* Supplied records
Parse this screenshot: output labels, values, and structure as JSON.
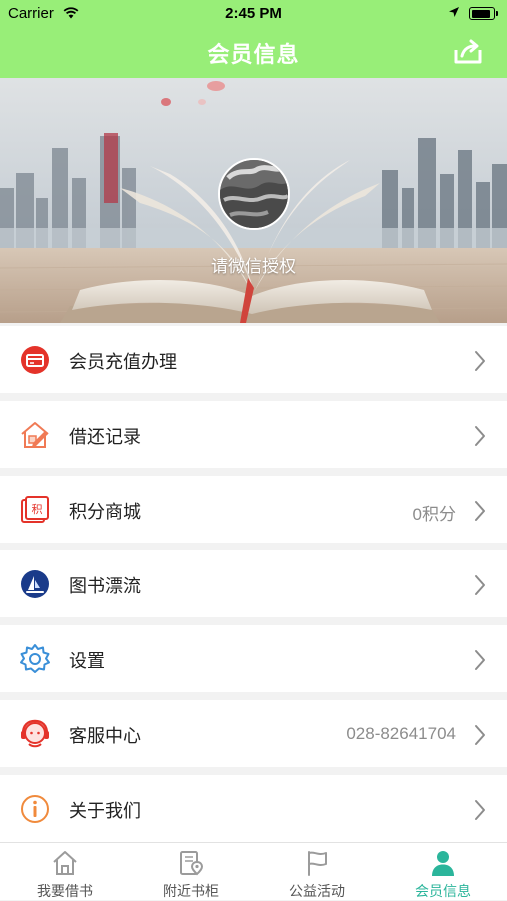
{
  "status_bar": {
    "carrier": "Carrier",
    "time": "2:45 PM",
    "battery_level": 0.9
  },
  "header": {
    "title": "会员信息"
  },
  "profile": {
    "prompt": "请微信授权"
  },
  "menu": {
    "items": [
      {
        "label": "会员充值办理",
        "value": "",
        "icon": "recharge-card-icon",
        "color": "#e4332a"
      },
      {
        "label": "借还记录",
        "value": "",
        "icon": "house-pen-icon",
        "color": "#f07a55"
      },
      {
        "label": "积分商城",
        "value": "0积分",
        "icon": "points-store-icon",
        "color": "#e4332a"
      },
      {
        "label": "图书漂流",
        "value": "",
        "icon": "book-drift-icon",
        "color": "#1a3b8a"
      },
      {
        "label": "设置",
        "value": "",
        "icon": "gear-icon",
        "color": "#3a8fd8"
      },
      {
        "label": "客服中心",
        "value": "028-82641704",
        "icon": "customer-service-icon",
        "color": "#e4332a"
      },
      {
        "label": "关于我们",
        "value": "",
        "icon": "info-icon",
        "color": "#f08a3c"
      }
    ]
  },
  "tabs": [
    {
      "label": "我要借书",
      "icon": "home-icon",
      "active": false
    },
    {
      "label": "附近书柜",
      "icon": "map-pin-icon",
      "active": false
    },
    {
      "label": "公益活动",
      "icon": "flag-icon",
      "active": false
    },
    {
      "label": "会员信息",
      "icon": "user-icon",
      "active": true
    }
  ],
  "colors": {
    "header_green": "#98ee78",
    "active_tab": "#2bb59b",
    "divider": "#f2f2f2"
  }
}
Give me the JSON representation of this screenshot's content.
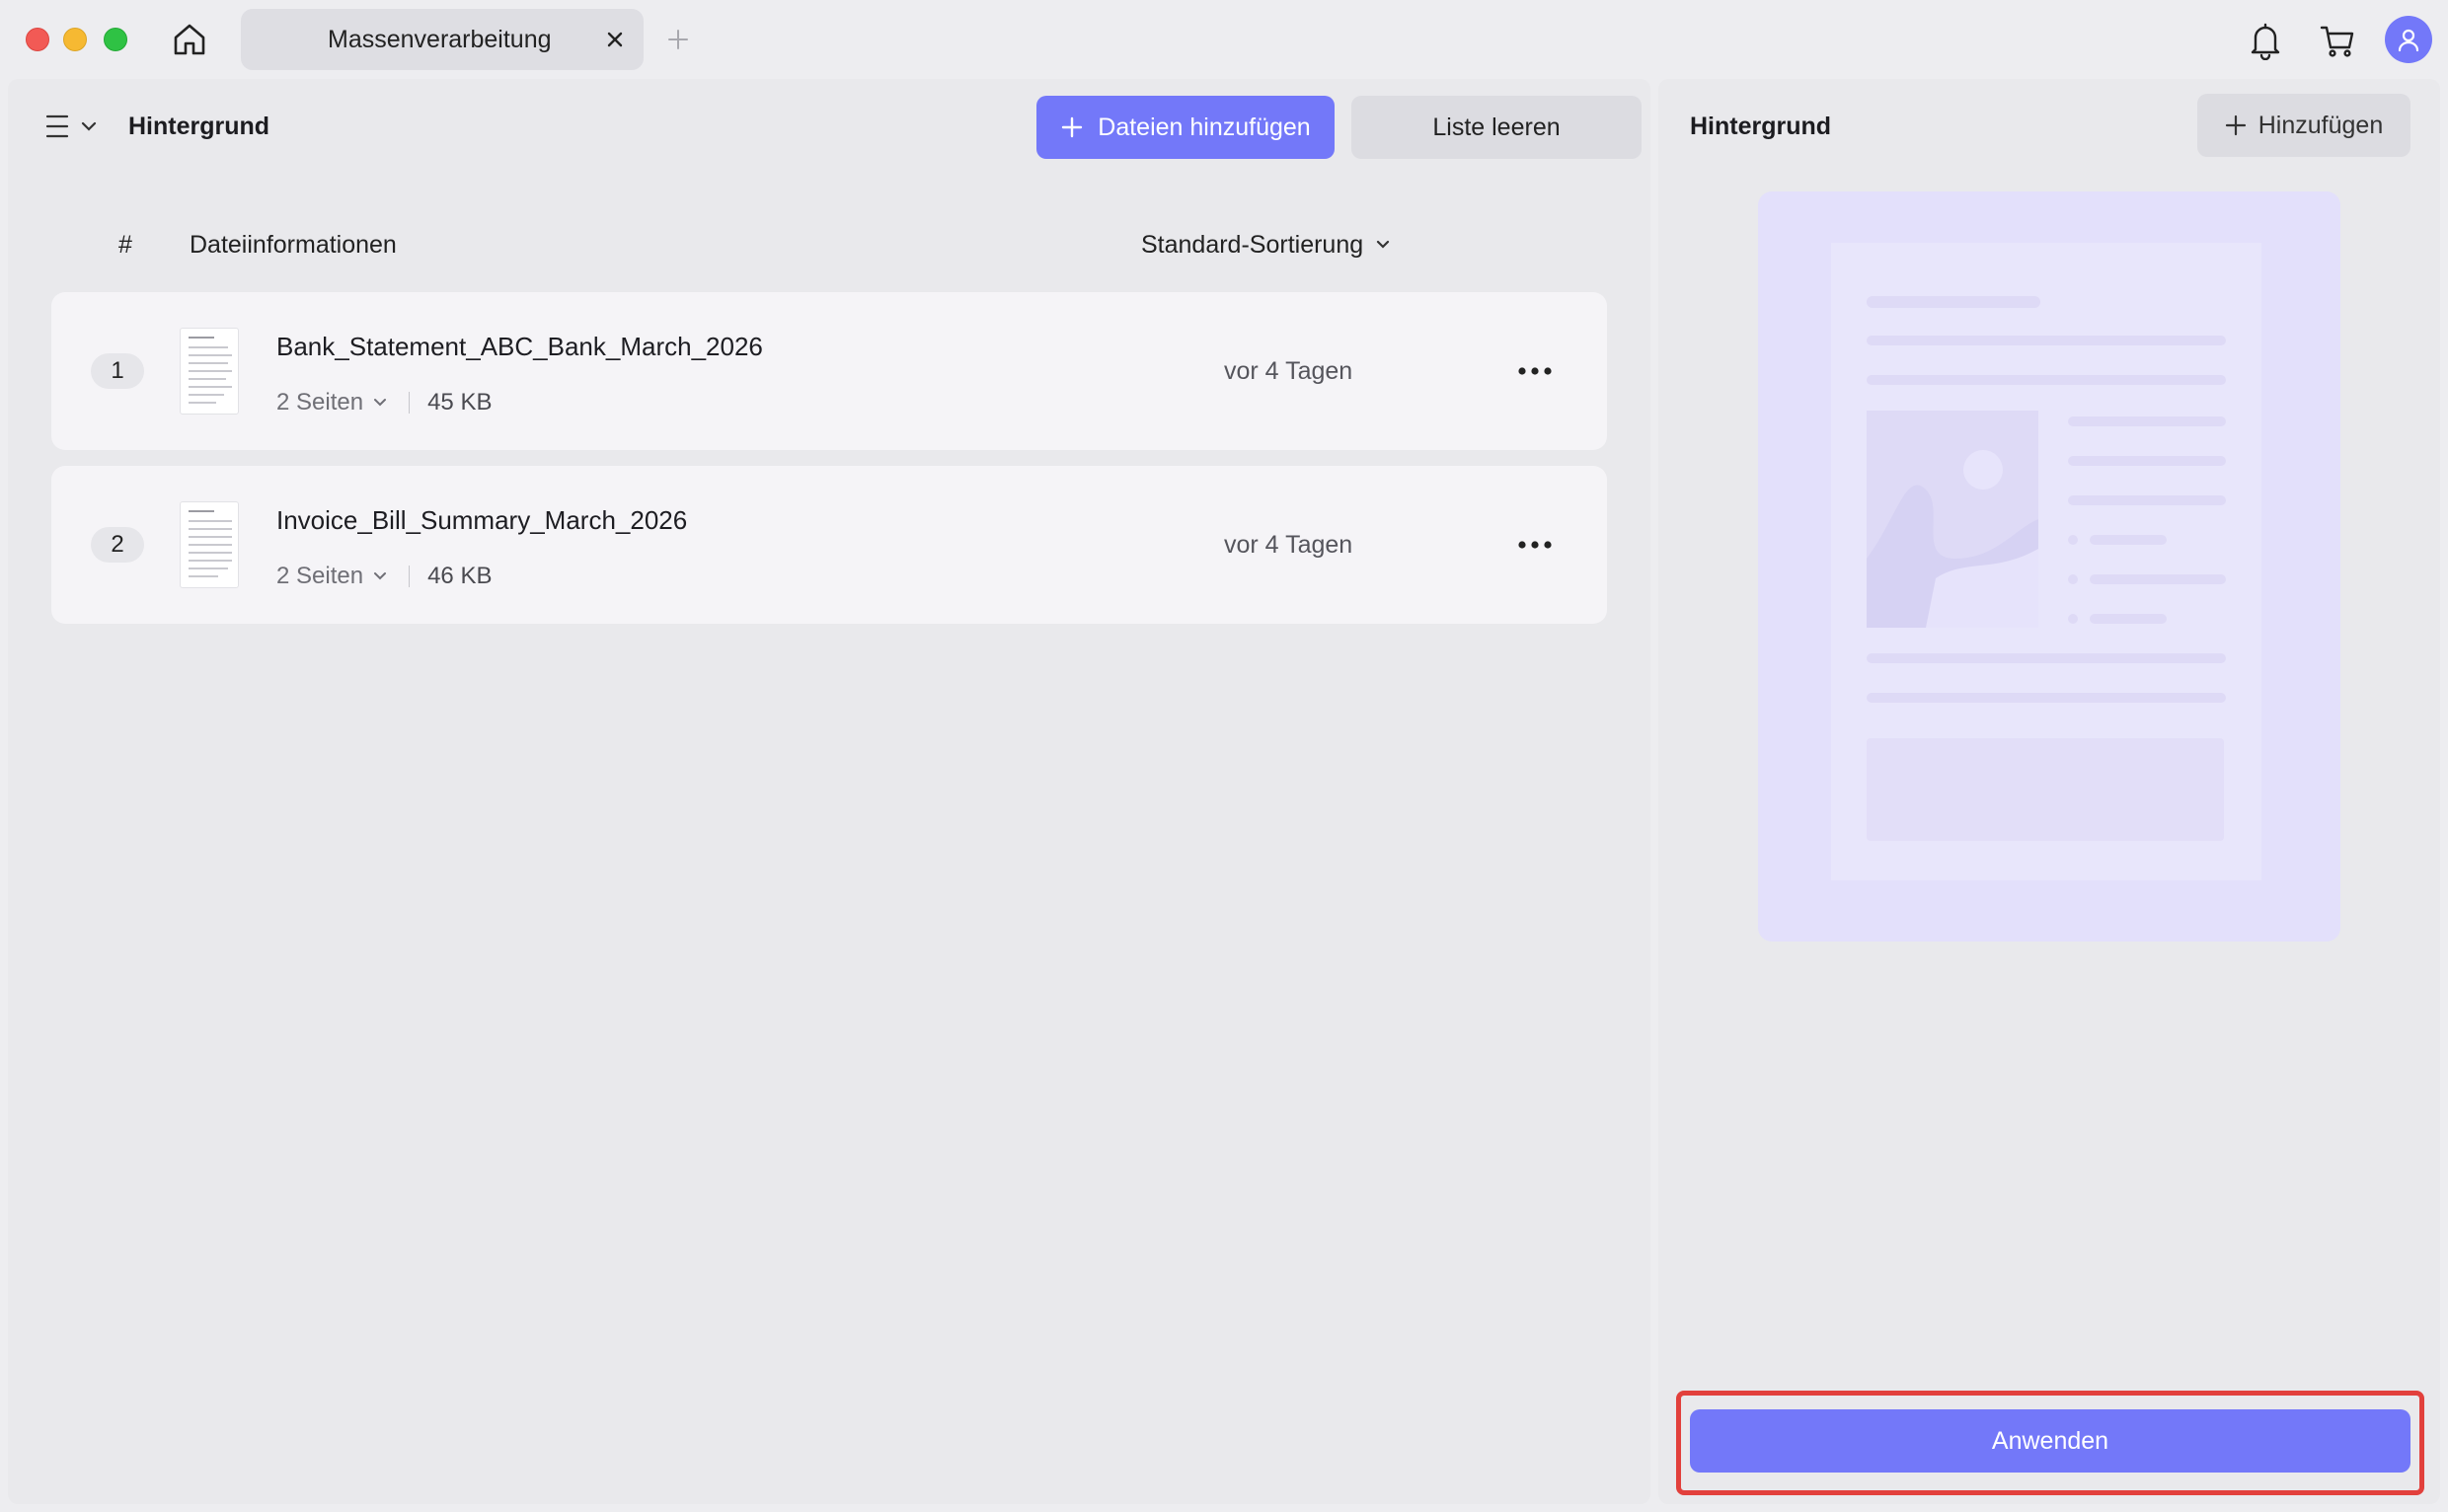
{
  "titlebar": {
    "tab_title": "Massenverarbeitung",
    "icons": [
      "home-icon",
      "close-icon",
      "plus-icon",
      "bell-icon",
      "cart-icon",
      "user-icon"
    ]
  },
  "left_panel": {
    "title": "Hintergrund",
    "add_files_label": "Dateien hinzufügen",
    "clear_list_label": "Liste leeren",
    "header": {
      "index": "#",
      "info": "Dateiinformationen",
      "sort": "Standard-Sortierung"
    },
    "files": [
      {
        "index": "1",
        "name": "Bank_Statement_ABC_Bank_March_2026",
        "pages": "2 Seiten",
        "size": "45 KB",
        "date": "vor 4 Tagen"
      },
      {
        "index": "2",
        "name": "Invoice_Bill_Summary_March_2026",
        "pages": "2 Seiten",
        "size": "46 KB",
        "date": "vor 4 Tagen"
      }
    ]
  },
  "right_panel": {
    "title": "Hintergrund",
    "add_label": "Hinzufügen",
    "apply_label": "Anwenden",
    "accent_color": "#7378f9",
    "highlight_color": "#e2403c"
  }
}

* What this task involves
Copy, without the pictures, exactly the lines from the line with "Give me the" through the end of the material above, both ends included.

* Response to the task
Give me the JSON representation of this screenshot's content.
{
  "titlebar": {
    "tab_title": "Massenverarbeitung",
    "icons": [
      "home-icon",
      "close-icon",
      "plus-icon",
      "bell-icon",
      "cart-icon",
      "user-icon"
    ]
  },
  "left_panel": {
    "title": "Hintergrund",
    "add_files_label": "Dateien hinzufügen",
    "clear_list_label": "Liste leeren",
    "header": {
      "index": "#",
      "info": "Dateiinformationen",
      "sort": "Standard-Sortierung"
    },
    "files": [
      {
        "index": "1",
        "name": "Bank_Statement_ABC_Bank_March_2026",
        "pages": "2 Seiten",
        "size": "45 KB",
        "date": "vor 4 Tagen"
      },
      {
        "index": "2",
        "name": "Invoice_Bill_Summary_March_2026",
        "pages": "2 Seiten",
        "size": "46 KB",
        "date": "vor 4 Tagen"
      }
    ]
  },
  "right_panel": {
    "title": "Hintergrund",
    "add_label": "Hinzufügen",
    "apply_label": "Anwenden",
    "accent_color": "#7378f9",
    "highlight_color": "#e2403c"
  }
}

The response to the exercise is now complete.